** begin Data for processing **

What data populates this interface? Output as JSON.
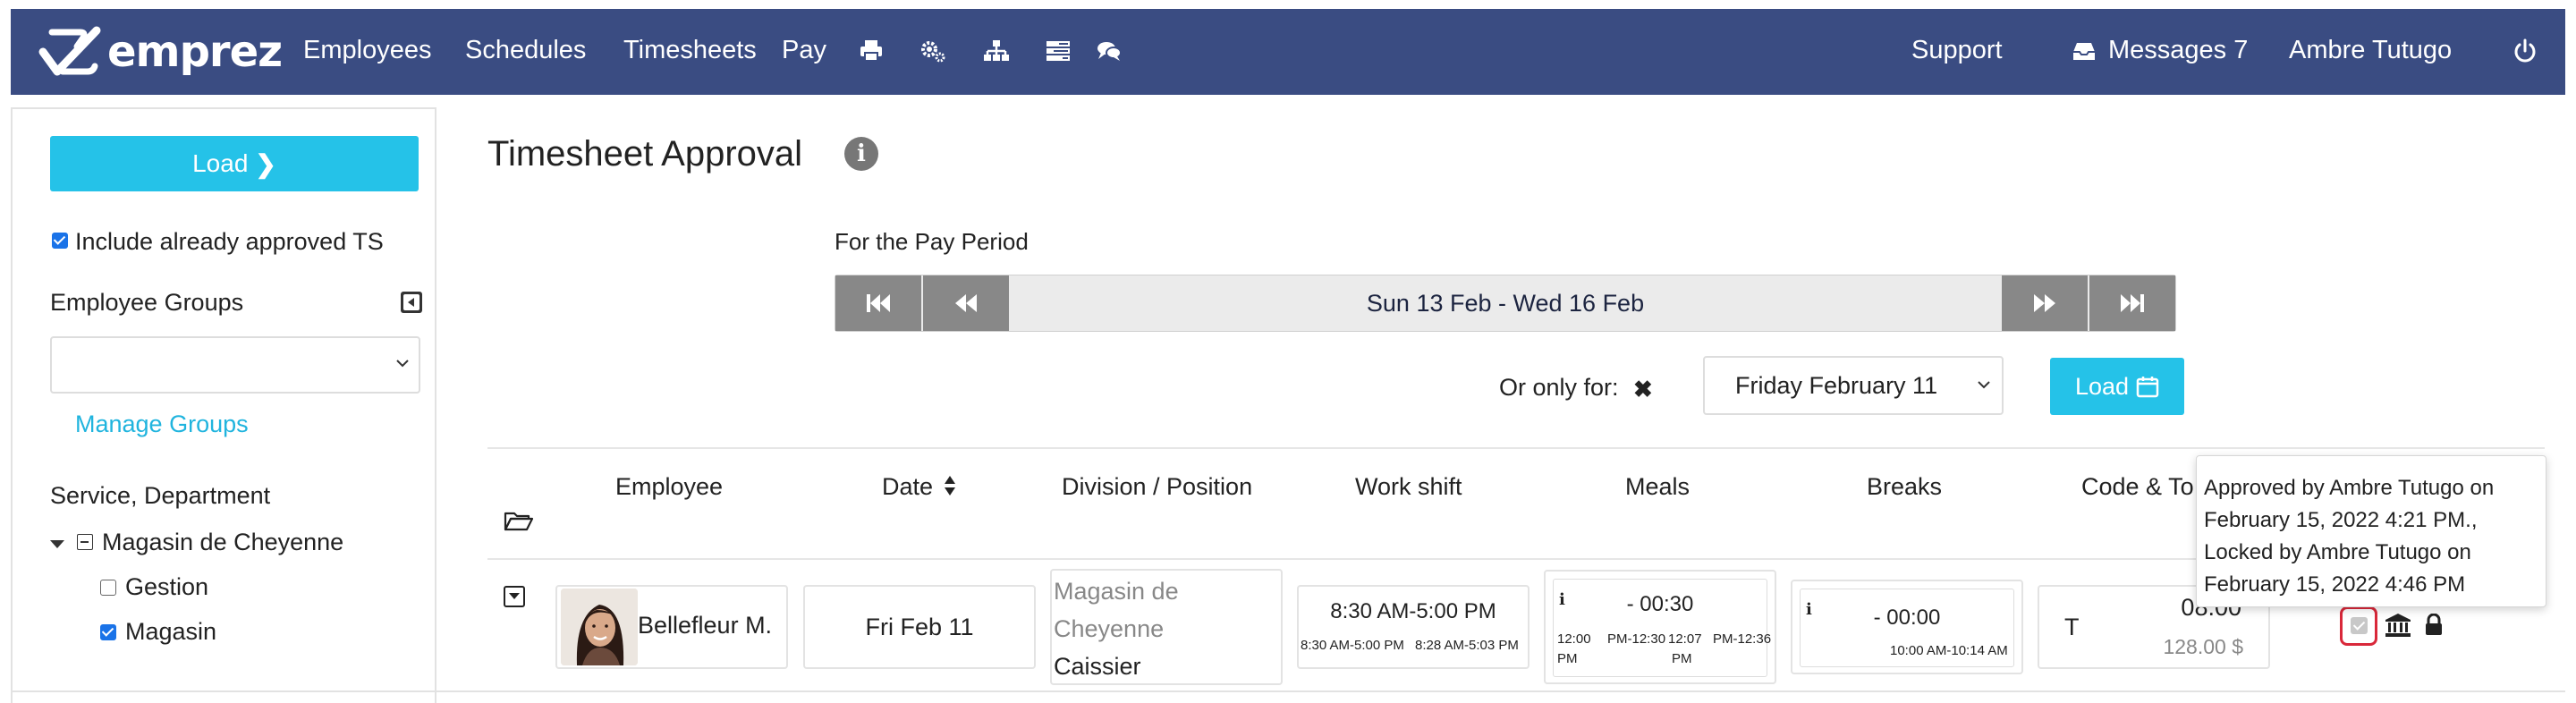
{
  "nav": {
    "brand": "emprez",
    "links": [
      "Employees",
      "Schedules",
      "Timesheets",
      "Pay"
    ],
    "icons": [
      "print-icon",
      "cogs-icon",
      "sitemap-icon",
      "tasks-icon",
      "comments-icon"
    ],
    "support": "Support",
    "messages": "Messages 7",
    "user": "Ambre Tutugo"
  },
  "sidebar": {
    "load_label": "Load",
    "include_approved": "Include already approved TS",
    "include_approved_checked": true,
    "employee_groups_label": "Employee Groups",
    "employee_groups_value": "",
    "manage_groups": "Manage Groups",
    "service_label": "Service, Department",
    "tree": {
      "root": "Magasin de Cheyenne",
      "children": [
        {
          "label": "Gestion",
          "checked": false
        },
        {
          "label": "Magasin",
          "checked": true
        }
      ]
    }
  },
  "main": {
    "title": "Timesheet Approval",
    "pay_period_label": "For the Pay Period",
    "pay_period_range": "Sun 13 Feb - Wed 16 Feb",
    "only_for_label": "Or only for:",
    "only_for_value": "Friday February 11",
    "load_label": "Load"
  },
  "table": {
    "headers": [
      "Employee",
      "Date",
      "Division / Position",
      "Work shift",
      "Meals",
      "Breaks",
      "Code & To"
    ],
    "rows": [
      {
        "employee": "Bellefleur M.",
        "date": "Fri Feb 11",
        "division": "Magasin de Cheyenne",
        "position": "Caissier",
        "work_shift": "8:30 AM-5:00 PM",
        "work_shift_sched": "8:30 AM-5:00 PM",
        "work_shift_punch": "8:28 AM-5:03 PM",
        "meals_total": "- 00:30",
        "meal_sched_1": "12:00",
        "meal_sched_2": "PM",
        "meal_sched_3": "PM-12:30",
        "meal_punch_1": "12:07",
        "meal_punch_2": "PM-12:36",
        "meal_punch_3": "PM",
        "breaks_total": "- 00:00",
        "break_punch": "10:00 AM-10:14 AM",
        "code": "T",
        "hours": "08.00",
        "amount": "128.00 $"
      }
    ]
  },
  "tooltip": {
    "line1": "Approved by Ambre Tutugo on",
    "line2": "February 15, 2022 4:21 PM.,",
    "line3": "Locked by Ambre Tutugo on",
    "line4": "February 15, 2022 4:46 PM"
  },
  "colors": {
    "nav_bg": "#3a4c82",
    "accent": "#25c2e8",
    "link": "#20b4de",
    "highlight_ring": "#d9283a"
  }
}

** end Data for processing **

● To do: Leave the pictures out, and transcribe each of the records exactly.

● The completed task:
What data populates this interface? Output as JSON.
{
  "nav": {
    "brand": "emprez",
    "links": [
      "Employees",
      "Schedules",
      "Timesheets",
      "Pay"
    ],
    "icons": [
      "print-icon",
      "cogs-icon",
      "sitemap-icon",
      "tasks-icon",
      "comments-icon"
    ],
    "support": "Support",
    "messages": "Messages 7",
    "user": "Ambre Tutugo"
  },
  "sidebar": {
    "load_label": "Load",
    "include_approved": "Include already approved TS",
    "include_approved_checked": true,
    "employee_groups_label": "Employee Groups",
    "employee_groups_value": "",
    "manage_groups": "Manage Groups",
    "service_label": "Service, Department",
    "tree": {
      "root": "Magasin de Cheyenne",
      "children": [
        {
          "label": "Gestion",
          "checked": false
        },
        {
          "label": "Magasin",
          "checked": true
        }
      ]
    }
  },
  "main": {
    "title": "Timesheet Approval",
    "pay_period_label": "For the Pay Period",
    "pay_period_range": "Sun 13 Feb - Wed 16 Feb",
    "only_for_label": "Or only for:",
    "only_for_value": "Friday February 11",
    "load_label": "Load"
  },
  "table": {
    "headers": [
      "Employee",
      "Date",
      "Division / Position",
      "Work shift",
      "Meals",
      "Breaks",
      "Code & To"
    ],
    "rows": [
      {
        "employee": "Bellefleur M.",
        "date": "Fri Feb 11",
        "division": "Magasin de Cheyenne",
        "position": "Caissier",
        "work_shift": "8:30 AM-5:00 PM",
        "work_shift_sched": "8:30 AM-5:00 PM",
        "work_shift_punch": "8:28 AM-5:03 PM",
        "meals_total": "- 00:30",
        "meal_sched_1": "12:00",
        "meal_sched_2": "PM",
        "meal_sched_3": "PM-12:30",
        "meal_punch_1": "12:07",
        "meal_punch_2": "PM-12:36",
        "meal_punch_3": "PM",
        "breaks_total": "- 00:00",
        "break_punch": "10:00 AM-10:14 AM",
        "code": "T",
        "hours": "08.00",
        "amount": "128.00 $"
      }
    ]
  },
  "tooltip": {
    "line1": "Approved by Ambre Tutugo on",
    "line2": "February 15, 2022 4:21 PM.,",
    "line3": "Locked by Ambre Tutugo on",
    "line4": "February 15, 2022 4:46 PM"
  },
  "colors": {
    "nav_bg": "#3a4c82",
    "accent": "#25c2e8",
    "link": "#20b4de",
    "highlight_ring": "#d9283a"
  }
}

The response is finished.